**What you have to do:**
Scan the data. Collect each line that contains the word "this".

## begin Data to use

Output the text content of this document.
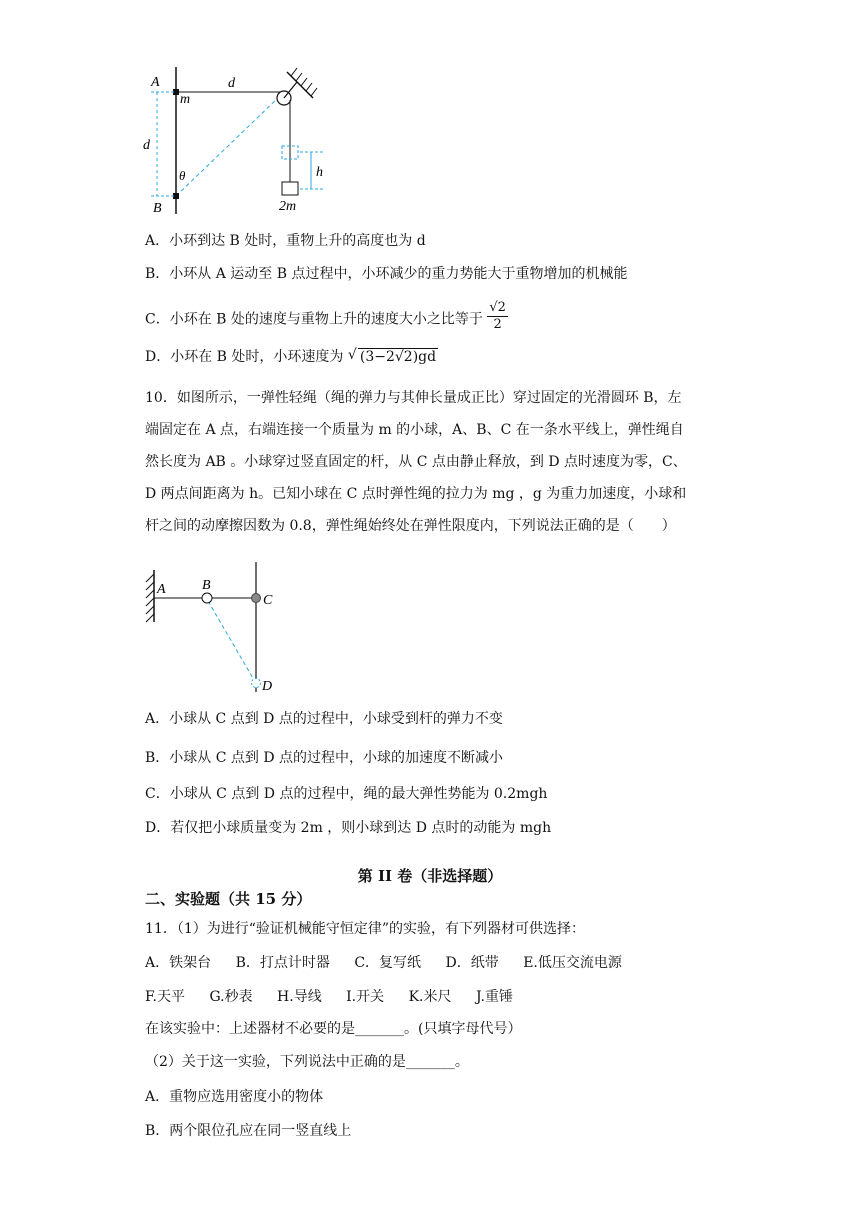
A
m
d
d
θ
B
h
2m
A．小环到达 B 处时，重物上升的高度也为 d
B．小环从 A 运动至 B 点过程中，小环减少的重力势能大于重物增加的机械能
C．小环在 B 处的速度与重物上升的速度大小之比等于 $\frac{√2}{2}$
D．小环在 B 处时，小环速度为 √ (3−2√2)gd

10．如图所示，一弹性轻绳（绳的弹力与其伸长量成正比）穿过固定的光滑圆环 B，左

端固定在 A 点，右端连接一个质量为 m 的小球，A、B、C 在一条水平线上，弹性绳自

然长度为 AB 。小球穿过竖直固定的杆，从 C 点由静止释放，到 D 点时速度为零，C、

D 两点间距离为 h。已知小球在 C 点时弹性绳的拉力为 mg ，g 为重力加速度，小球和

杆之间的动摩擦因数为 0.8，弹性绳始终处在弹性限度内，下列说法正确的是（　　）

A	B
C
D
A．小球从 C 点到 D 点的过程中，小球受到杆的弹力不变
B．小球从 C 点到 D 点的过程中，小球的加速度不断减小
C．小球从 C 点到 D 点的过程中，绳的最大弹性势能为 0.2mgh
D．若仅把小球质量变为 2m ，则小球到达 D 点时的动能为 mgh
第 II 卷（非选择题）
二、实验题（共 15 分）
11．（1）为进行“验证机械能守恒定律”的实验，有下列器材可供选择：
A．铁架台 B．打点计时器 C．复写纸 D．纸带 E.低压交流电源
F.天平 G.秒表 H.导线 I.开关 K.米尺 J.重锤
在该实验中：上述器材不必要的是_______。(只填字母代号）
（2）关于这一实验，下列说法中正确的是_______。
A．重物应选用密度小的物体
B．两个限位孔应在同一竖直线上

## end Data to use
## begin Data to use

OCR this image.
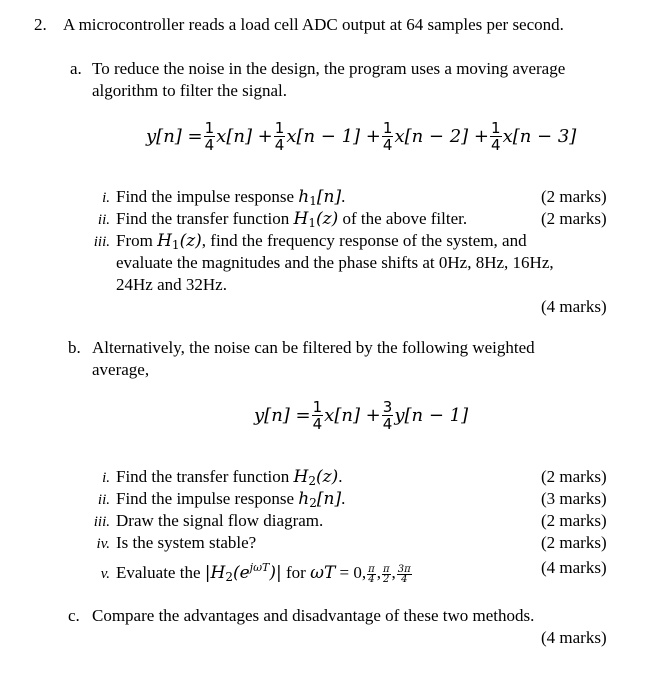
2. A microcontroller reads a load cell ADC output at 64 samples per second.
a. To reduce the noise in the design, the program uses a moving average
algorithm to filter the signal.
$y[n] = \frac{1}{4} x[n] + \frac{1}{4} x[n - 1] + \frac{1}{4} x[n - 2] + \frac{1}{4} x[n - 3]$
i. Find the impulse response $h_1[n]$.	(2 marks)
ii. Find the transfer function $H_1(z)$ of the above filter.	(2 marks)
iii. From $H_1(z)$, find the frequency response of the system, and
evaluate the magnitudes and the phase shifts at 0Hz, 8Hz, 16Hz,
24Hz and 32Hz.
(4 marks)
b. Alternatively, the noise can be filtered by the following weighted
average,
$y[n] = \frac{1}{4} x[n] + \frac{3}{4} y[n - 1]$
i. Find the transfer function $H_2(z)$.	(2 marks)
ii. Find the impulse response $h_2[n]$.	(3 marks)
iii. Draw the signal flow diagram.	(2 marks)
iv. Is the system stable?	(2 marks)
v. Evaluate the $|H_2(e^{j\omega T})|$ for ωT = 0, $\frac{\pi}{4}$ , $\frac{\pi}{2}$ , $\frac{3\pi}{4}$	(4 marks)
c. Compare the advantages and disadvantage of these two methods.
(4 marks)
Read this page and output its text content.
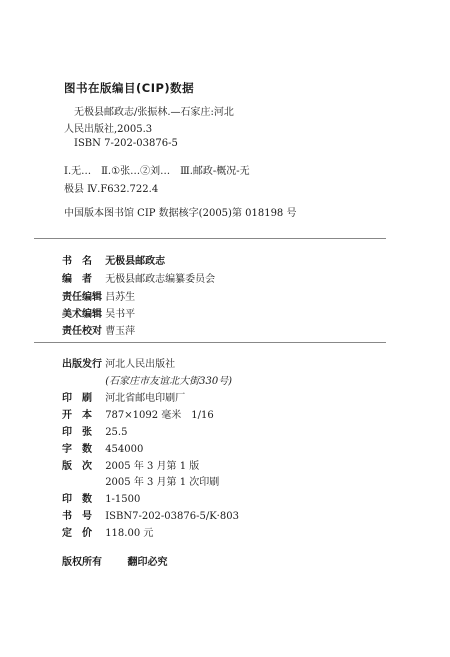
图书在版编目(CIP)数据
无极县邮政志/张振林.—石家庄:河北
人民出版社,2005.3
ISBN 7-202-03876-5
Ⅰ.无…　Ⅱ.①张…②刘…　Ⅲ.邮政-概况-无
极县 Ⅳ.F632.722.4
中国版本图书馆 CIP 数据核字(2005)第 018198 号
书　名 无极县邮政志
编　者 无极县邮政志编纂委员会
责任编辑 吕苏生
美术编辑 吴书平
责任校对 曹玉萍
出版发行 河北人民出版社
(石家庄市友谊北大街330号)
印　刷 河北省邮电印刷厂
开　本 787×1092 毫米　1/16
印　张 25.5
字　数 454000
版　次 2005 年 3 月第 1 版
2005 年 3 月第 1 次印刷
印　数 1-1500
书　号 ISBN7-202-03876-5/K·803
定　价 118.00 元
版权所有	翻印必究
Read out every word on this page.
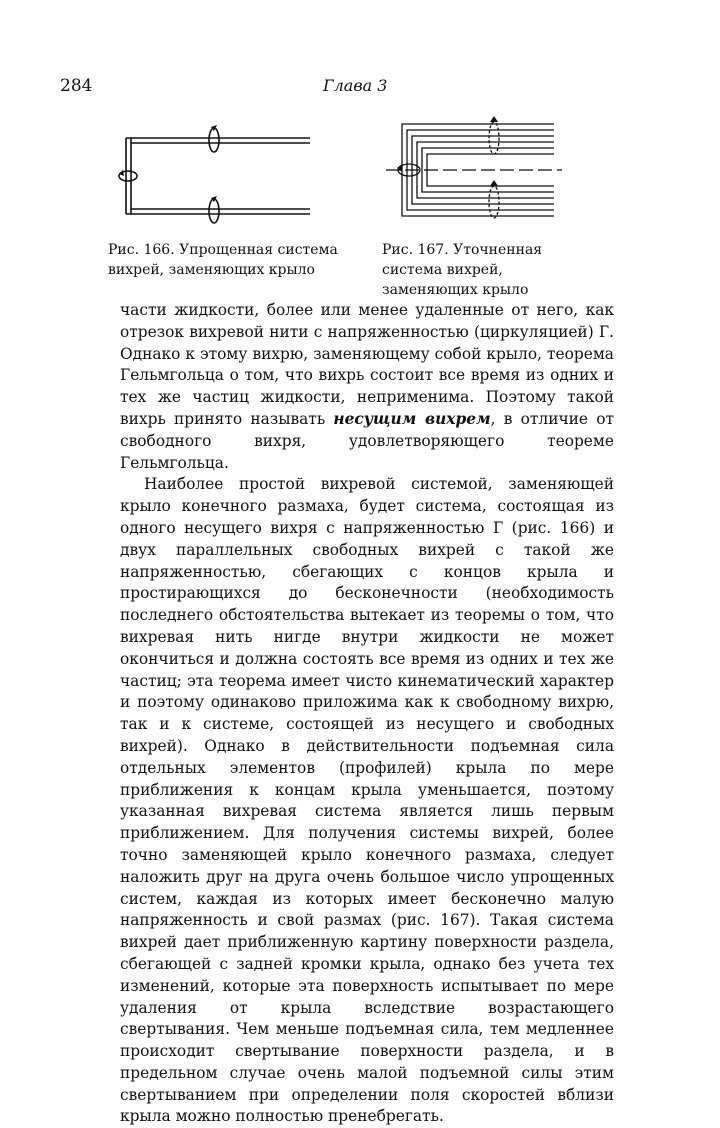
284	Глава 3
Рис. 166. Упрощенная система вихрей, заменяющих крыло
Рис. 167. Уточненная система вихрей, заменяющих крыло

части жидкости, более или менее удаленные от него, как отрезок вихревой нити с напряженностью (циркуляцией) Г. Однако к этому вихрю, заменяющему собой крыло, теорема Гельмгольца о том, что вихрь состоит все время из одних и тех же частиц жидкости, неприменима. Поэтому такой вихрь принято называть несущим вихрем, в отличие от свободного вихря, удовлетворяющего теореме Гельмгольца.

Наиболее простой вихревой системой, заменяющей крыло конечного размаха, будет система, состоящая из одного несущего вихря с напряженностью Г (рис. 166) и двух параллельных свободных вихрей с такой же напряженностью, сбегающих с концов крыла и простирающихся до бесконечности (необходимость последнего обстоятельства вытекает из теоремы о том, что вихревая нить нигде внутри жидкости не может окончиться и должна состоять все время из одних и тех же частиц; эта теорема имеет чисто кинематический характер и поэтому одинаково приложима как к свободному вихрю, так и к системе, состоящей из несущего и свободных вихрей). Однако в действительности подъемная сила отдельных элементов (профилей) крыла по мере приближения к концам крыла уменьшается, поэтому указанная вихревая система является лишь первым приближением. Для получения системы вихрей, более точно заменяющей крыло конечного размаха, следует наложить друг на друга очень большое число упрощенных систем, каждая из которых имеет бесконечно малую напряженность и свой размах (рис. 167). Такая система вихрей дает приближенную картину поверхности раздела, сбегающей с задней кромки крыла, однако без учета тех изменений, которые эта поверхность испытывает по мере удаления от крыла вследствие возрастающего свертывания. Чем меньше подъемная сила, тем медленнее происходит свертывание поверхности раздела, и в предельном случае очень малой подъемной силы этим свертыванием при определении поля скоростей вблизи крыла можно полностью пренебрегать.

## end Data to use

**Final answer:**
Output the text content of this document.
OCR this image.
Read this page and output its text content.
Read out every word on this page.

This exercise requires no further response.